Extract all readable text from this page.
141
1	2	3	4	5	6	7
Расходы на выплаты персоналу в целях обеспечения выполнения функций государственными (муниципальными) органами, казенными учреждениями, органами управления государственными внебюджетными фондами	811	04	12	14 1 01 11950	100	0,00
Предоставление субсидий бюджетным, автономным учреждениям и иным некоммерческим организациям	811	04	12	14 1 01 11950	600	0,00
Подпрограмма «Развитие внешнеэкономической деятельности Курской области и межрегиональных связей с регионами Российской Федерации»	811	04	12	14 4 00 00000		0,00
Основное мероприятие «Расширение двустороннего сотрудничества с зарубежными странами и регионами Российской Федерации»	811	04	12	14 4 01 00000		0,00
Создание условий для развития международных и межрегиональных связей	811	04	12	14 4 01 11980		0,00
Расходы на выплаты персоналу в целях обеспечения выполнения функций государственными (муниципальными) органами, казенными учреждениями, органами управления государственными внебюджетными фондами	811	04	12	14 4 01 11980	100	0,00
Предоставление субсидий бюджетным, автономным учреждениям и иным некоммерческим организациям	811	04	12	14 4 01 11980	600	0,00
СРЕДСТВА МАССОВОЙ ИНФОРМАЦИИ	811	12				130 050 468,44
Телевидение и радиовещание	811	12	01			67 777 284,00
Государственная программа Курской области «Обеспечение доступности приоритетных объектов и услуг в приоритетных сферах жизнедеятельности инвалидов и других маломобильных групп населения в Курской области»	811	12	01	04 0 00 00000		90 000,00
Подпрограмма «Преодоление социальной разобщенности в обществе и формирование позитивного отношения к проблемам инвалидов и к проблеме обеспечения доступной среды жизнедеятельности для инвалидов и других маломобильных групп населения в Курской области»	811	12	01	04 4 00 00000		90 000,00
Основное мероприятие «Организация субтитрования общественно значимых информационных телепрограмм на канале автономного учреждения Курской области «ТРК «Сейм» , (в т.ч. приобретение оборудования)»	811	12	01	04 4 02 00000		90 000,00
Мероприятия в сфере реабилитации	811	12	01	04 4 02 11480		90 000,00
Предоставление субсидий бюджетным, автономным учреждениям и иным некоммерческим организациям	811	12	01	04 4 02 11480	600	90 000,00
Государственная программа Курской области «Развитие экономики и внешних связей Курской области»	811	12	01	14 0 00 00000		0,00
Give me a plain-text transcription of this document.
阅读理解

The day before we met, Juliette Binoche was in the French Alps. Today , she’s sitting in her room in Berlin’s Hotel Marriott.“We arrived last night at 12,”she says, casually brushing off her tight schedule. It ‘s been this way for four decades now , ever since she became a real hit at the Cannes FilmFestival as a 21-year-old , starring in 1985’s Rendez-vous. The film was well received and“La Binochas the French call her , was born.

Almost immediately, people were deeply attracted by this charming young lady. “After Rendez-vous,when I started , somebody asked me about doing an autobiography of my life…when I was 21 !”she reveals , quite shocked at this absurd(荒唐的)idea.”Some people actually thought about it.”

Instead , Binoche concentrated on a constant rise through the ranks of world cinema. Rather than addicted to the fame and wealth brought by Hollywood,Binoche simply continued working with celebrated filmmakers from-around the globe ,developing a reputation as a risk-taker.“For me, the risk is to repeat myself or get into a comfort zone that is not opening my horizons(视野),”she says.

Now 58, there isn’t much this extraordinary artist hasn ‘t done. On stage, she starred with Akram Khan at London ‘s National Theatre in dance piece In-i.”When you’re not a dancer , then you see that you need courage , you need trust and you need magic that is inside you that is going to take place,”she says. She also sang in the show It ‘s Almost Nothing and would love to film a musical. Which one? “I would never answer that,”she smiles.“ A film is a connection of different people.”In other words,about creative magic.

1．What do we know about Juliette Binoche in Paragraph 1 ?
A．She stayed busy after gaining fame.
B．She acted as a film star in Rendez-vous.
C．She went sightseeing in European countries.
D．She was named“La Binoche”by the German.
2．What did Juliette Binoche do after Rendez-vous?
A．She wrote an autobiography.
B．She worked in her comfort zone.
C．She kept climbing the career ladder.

- _What the exercise asks_
Gather each line in the entries above where the string "autobiography" is found.

- _Answer to this task_
Almost immediately, people were deeply attracted by this charming young lady. “After Rendez-vous,when I started , somebody asked me about doing an autobiography of my life…when I was 21 !”she reveals , quite shocked at this absurd(荒唐的)idea.”Some people actually thought about it.”
A．She wrote an autobiography.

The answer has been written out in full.